> [Data to use]:
◇ ◇ ◇ ◇ ◇
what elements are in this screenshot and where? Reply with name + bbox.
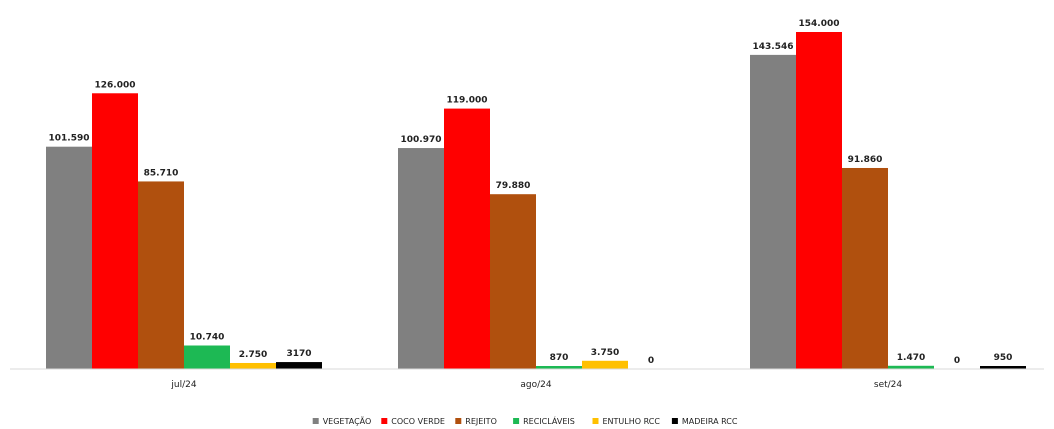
legend-item-reciclaveis: RECICLÁVEIS xyxy=(513,415,575,426)
data-label-entulho-rcc-ago-24: 3.750 xyxy=(591,348,619,358)
category-label-ago-24: ago/24 xyxy=(520,380,551,390)
bar-reciclaveis-set-24 xyxy=(888,365,934,369)
bar-vegetacao-jul-24 xyxy=(46,146,92,369)
bar-madeira-rcc-jul-24 xyxy=(276,362,322,369)
legend: VEGETAÇÃO COCO VERDE REJEITO RECICLÁVEIS ENT… xyxy=(312,415,738,426)
value-labels-group: 101.590 126.000 85.710 10.740 2.750 3170 100.9… xyxy=(49,19,1013,366)
data-label-reciclaveis-set-24: 1.470 xyxy=(897,353,925,363)
legend-item-entulho-rcc: ENTULHO RCC xyxy=(592,417,661,426)
data-label-madeira-rcc-ago-24: 0 xyxy=(648,356,654,366)
legend-swatch-entulho-rcc xyxy=(592,418,599,424)
legend-label-reciclaveis: RECICLÁVEIS xyxy=(523,415,575,426)
legend-swatch-rejeito xyxy=(455,418,462,424)
legend-item-coco-verde: COCO VERDE xyxy=(381,417,445,426)
data-label-vegetacao-set-24: 143.546 xyxy=(753,42,794,52)
legend-item-rejeito: REJEITO xyxy=(455,417,497,426)
bar-coco-verde-jul-24 xyxy=(92,93,138,369)
data-label-vegetacao-ago-24: 100.970 xyxy=(401,135,442,145)
bar-reciclaveis-ago-24 xyxy=(536,366,582,369)
data-label-coco-verde-set-24: 154.000 xyxy=(799,19,840,29)
legend-swatch-reciclaveis xyxy=(513,418,520,424)
category-label-jul-24: jul/24 xyxy=(170,380,196,390)
legend-label-coco-verde: COCO VERDE xyxy=(391,417,445,426)
legend-label-madeira-rcc: MADEIRA RCC xyxy=(682,417,738,426)
data-label-rejeito-set-24: 91.860 xyxy=(848,155,883,165)
bar-vegetacao-ago-24 xyxy=(398,148,444,369)
data-label-entulho-rcc-jul-24: 2.750 xyxy=(239,350,267,360)
data-label-rejeito-ago-24: 79.880 xyxy=(496,181,531,191)
legend-label-vegetacao: VEGETAÇÃO xyxy=(323,416,372,426)
data-label-rejeito-jul-24: 85.710 xyxy=(144,168,179,178)
data-label-entulho-rcc-set-24: 0 xyxy=(954,356,960,366)
data-label-madeira-rcc-jul-24: 3170 xyxy=(286,349,311,359)
bar-rejeito-jul-24 xyxy=(138,181,184,369)
data-label-madeira-rcc-set-24: 950 xyxy=(994,353,1013,363)
data-label-reciclaveis-ago-24: 870 xyxy=(550,353,569,363)
bar-entulho-rcc-jul-24 xyxy=(230,362,276,369)
bar-rejeito-set-24 xyxy=(842,167,888,369)
legend-label-entulho-rcc: ENTULHO RCC xyxy=(603,417,661,426)
data-label-coco-verde-ago-24: 119.000 xyxy=(447,96,488,106)
data-label-coco-verde-jul-24: 126.000 xyxy=(95,80,136,90)
bar-madeira-rcc-set-24 xyxy=(980,366,1026,369)
category-label-set-24: set/24 xyxy=(874,380,903,390)
category-labels-group: jul/24 ago/24 set/24 xyxy=(170,380,902,390)
data-label-vegetacao-jul-24: 101.590 xyxy=(49,134,90,144)
legend-swatch-vegetacao xyxy=(312,418,319,424)
legend-swatch-madeira-rcc xyxy=(671,418,678,424)
bars-group xyxy=(46,32,1026,369)
data-label-reciclaveis-jul-24: 10.740 xyxy=(190,332,225,342)
legend-item-madeira-rcc: MADEIRA RCC xyxy=(671,417,738,426)
bar-reciclaveis-jul-24 xyxy=(184,345,230,369)
legend-label-rejeito: REJEITO xyxy=(465,417,497,426)
legend-item-vegetacao: VEGETAÇÃO xyxy=(312,416,372,426)
legend-swatch-coco-verde xyxy=(381,418,388,424)
bar-entulho-rcc-ago-24 xyxy=(582,360,628,369)
bar-rejeito-ago-24 xyxy=(490,194,536,369)
bar-coco-verde-ago-24 xyxy=(444,108,490,369)
bar-coco-verde-set-24 xyxy=(796,32,842,369)
bar-vegetacao-set-24 xyxy=(750,54,796,369)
◇ ◇ ◇ ◇ ◇
> [Exercise directions]: Copy the records above exactly, leaving out the pictures.

> [Written response]:
what elements are in this screenshot and where? Reply with name + bbox.
legend-item-reciclaveis: RECICLÁVEIS xyxy=(513,415,575,426)
data-label-entulho-rcc-ago-24: 3.750 xyxy=(591,348,619,358)
category-label-ago-24: ago/24 xyxy=(520,380,551,390)
bar-reciclaveis-set-24 xyxy=(888,365,934,369)
bar-vegetacao-jul-24 xyxy=(46,146,92,369)
bar-madeira-rcc-jul-24 xyxy=(276,362,322,369)
legend: VEGETAÇÃO COCO VERDE REJEITO RECICLÁVEIS ENT… xyxy=(312,415,738,426)
value-labels-group: 101.590 126.000 85.710 10.740 2.750 3170 100.9… xyxy=(49,19,1013,366)
data-label-reciclaveis-set-24: 1.470 xyxy=(897,353,925,363)
legend-item-entulho-rcc: ENTULHO RCC xyxy=(592,417,661,426)
data-label-madeira-rcc-ago-24: 0 xyxy=(648,356,654,366)
legend-swatch-entulho-rcc xyxy=(592,418,599,424)
legend-label-reciclaveis: RECICLÁVEIS xyxy=(523,415,575,426)
legend-swatch-rejeito xyxy=(455,418,462,424)
legend-item-coco-verde: COCO VERDE xyxy=(381,417,445,426)
data-label-vegetacao-set-24: 143.546 xyxy=(753,42,794,52)
legend-item-rejeito: REJEITO xyxy=(455,417,497,426)
bar-coco-verde-jul-24 xyxy=(92,93,138,369)
data-label-vegetacao-ago-24: 100.970 xyxy=(401,135,442,145)
bar-reciclaveis-ago-24 xyxy=(536,366,582,369)
data-label-coco-verde-set-24: 154.000 xyxy=(799,19,840,29)
legend-swatch-reciclaveis xyxy=(513,418,520,424)
category-label-jul-24: jul/24 xyxy=(170,380,196,390)
legend-label-coco-verde: COCO VERDE xyxy=(391,417,445,426)
legend-label-madeira-rcc: MADEIRA RCC xyxy=(682,417,738,426)
data-label-rejeito-set-24: 91.860 xyxy=(848,155,883,165)
bar-vegetacao-ago-24 xyxy=(398,148,444,369)
data-label-entulho-rcc-jul-24: 2.750 xyxy=(239,350,267,360)
data-label-rejeito-ago-24: 79.880 xyxy=(496,181,531,191)
legend-label-vegetacao: VEGETAÇÃO xyxy=(323,416,372,426)
data-label-rejeito-jul-24: 85.710 xyxy=(144,168,179,178)
data-label-entulho-rcc-set-24: 0 xyxy=(954,356,960,366)
data-label-madeira-rcc-jul-24: 3170 xyxy=(286,349,311,359)
bar-rejeito-jul-24 xyxy=(138,181,184,369)
data-label-madeira-rcc-set-24: 950 xyxy=(994,353,1013,363)
data-label-reciclaveis-ago-24: 870 xyxy=(550,353,569,363)
bar-entulho-rcc-jul-24 xyxy=(230,362,276,369)
bar-rejeito-set-24 xyxy=(842,167,888,369)
legend-label-entulho-rcc: ENTULHO RCC xyxy=(603,417,661,426)
data-label-coco-verde-ago-24: 119.000 xyxy=(447,96,488,106)
data-label-coco-verde-jul-24: 126.000 xyxy=(95,80,136,90)
bar-madeira-rcc-set-24 xyxy=(980,366,1026,369)
category-label-set-24: set/24 xyxy=(874,380,903,390)
category-labels-group: jul/24 ago/24 set/24 xyxy=(170,380,902,390)
data-label-vegetacao-jul-24: 101.590 xyxy=(49,134,90,144)
legend-swatch-vegetacao xyxy=(312,418,319,424)
legend-swatch-madeira-rcc xyxy=(671,418,678,424)
bars-group xyxy=(46,32,1026,369)
data-label-reciclaveis-jul-24: 10.740 xyxy=(190,332,225,342)
legend-item-madeira-rcc: MADEIRA RCC xyxy=(671,417,738,426)
bar-reciclaveis-jul-24 xyxy=(184,345,230,369)
legend-label-rejeito: REJEITO xyxy=(465,417,497,426)
legend-item-vegetacao: VEGETAÇÃO xyxy=(312,416,372,426)
legend-swatch-coco-verde xyxy=(381,418,388,424)
bar-entulho-rcc-ago-24 xyxy=(582,360,628,369)
bar-rejeito-ago-24 xyxy=(490,194,536,369)
bar-coco-verde-ago-24 xyxy=(444,108,490,369)
bar-coco-verde-set-24 xyxy=(796,32,842,369)
bar-vegetacao-set-24 xyxy=(750,54,796,369)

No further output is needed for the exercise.